— START SOURCE EXTRACT —

Here is the V2 imageview undergoing unit test. As you see it offers an adjustable zoom. Sometimes, especially when proofing Greek or a small-print footnote, the user needs to zoom in and peer closely. But usually you just want the whole page visible so you can scan for italics and bold, or check hyphenations.

The To-Width and To-Height buttons are supposed to set the zoom automatically so that the printed part of the page just fills the window side-to-side or top-to-bottom. When I first implemented these buttons back in V.1 I found it quite the coding challenge.

Here's what To-Width has to do:

  1. Scan the pixels of the image to find the width of the nonwhite area.
  2. Get the ratio of that width to the image's viewport width.
  3. Set that ratio as the zoom factor and redraw the image.
  4. Set the scroll position of the scroll area so as to center the nonwhite block.

Implementing these steps took me into back-alleys of Qt where I'd never been before, and introduced me to the SIP voidptr. In order to do step 1, I have to inspect the pixels of the image row by row, looking for the left and right edges of the text. I make sure the image is in the 8-bit Indexed Color mode, so that each pixel is one byte. Then the method QImage.bytes() returns a uchar * pointing to the bytes/pixels that comprise the image. The PyQt translation of uchar * is SIP.voidptr.

You can't use the voidptr as returned. First you must define the amount of memory it represents:

    vp = my_qimage.bytes()
    vp.setsize(my_qimage.width() * my_qimage.height())

Now that PyQt knows the bounds of the addressed memory—and one wonders: does it check the size; or would it let you define a very large size and potentially examine things you shouldn't?—anyway once you have set the bounds, you can index the voidptr as if it were a Python bytes string:

    if vp[j] < b'\xff': # nonwhite pixel

Which is exactly PEEK j! plus ça change, plus c'est la même chose...

Next post: performance tuning, or how fast can you finger the pixels?

Monday, April 21, 2014

GUI Testing with Sikuli

Sikuli is an open-source tool for automating tests of GUI applications. It is platform-independent (has Mac OS, Linux, and Windows versions) and is not linked in any way to a GUI package such as Qt. It uses little screen-grabs to locate targets of operation. Here, for example, are four lines from a Sikuli test script:

Line 28 finds the image of my editview context menu somewhere on the screen. That verifies that the menu is active. The next line sends the mouse to click on the third line of the menu. That opens a Mac OS file selection dialog, and I have arranged that the current working directory at this time will include the file I want. So line 30 of the script finds and clicks-on that filename, and the next line finds and clicks on the Open button of the file dialog.

— END SOURCE EXTRACT —
— START SOURCE EXCERPT —

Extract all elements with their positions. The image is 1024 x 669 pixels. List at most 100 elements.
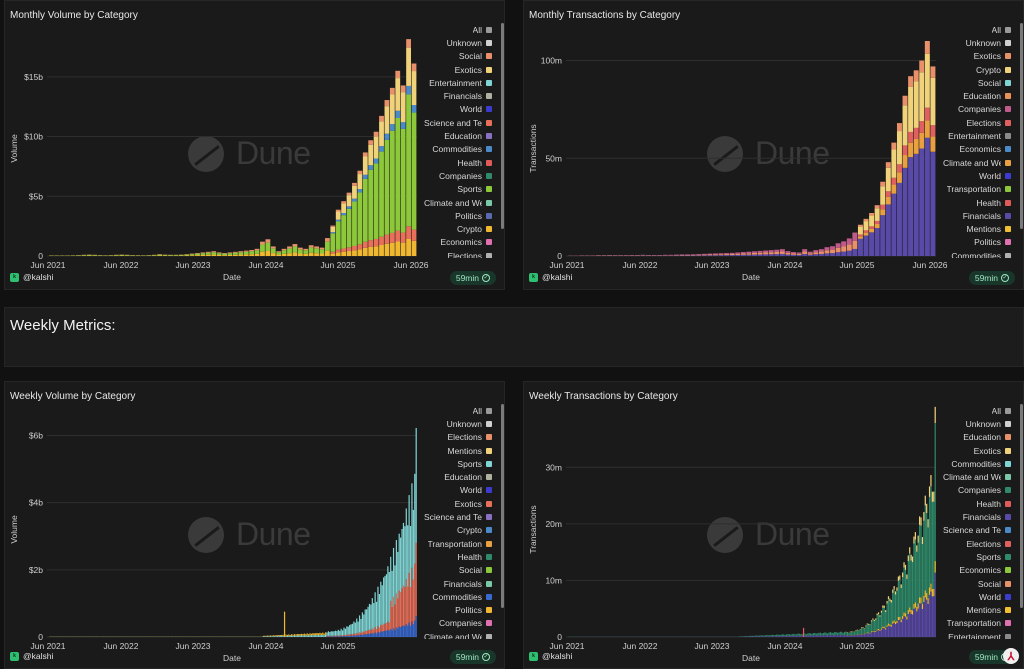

— END SOURCE EXCERPT —

» WORK TO DO
1. Translate this sentence from the blog excerpt on PyQt zoom and Sikuli testing into Spanish: "Sikuli is an open-source tool for automating tests of GUI applications."
2. Rewrite the blog excerpt on PyQt zoom and Sikuli testing starting with "4. Set the scroll" and going on through "vp = my_qimage.bytes()", substituting "void pointer" for each "voidptr".
3. Extend the blog excerpt on PyQt zoom and Sikuli testing, picking up right after its final sentence.

» EXPECTED OUTPUTS
1. Sikuli es una herramienta de código abierto para automatizar pruebas de aplicaciones GUI.

2.
4. Set the scroll position of the scroll area so as to center the nonwhite block.

Implementing these steps took me into back-alleys of Qt where I'd never been before, and introduced me to the SIP void pointer. In order to do step 1, I have to inspect the pixels of the image row by row, looking for the left and right edges of the text. I make sure the image is in the 8-bit Indexed Color mode, so that each pixel is one byte. Then the method QImage.bytes() returns a uchar * pointing to the bytes/pixels that comprise the image. The PyQt translation of uchar * is SIP.void pointer.

You can't use the void pointer as returned. First you must define the amount of memory it represents:

    vp = my_qimage.bytes()

3.
This exactly answers the problems I was listing in the immediately prior blog post. You can specify mouse actions in terms of the look of their targets, regardless of whether these are Qt widgets or operating system dialogs. You can make it "find" the exact image of what you expect to have on the screen; for example, to find the image of a checkable menu item with its check mark in place, or to find the image of a word with or without a spelling-error underline.

A Sikuli script is a Python 2.7 script, but that's not a problem even though my code uses Python 3. The Sikuli app is a Java app which embeds its own Jython 2.7! So Sikuli's Python is completely unconnected from the target app's Python.

The test setup needed to combine Sikuli tests and ordinary Python test scripts is a bit complex. Here's the folder setup:

ppqt
   all app source scripts
   Tests
      all unit-test scripts run by pytest
      Sikuli
         all Sikuli test scripts

The unit-test driver, Tests/editview_sikuli.py reads like this:

path_to_self = os.path.realpath(__file__)
path_to_Sikuli = os.path.join(os.path.dirname(path_to_self),'Sikuli')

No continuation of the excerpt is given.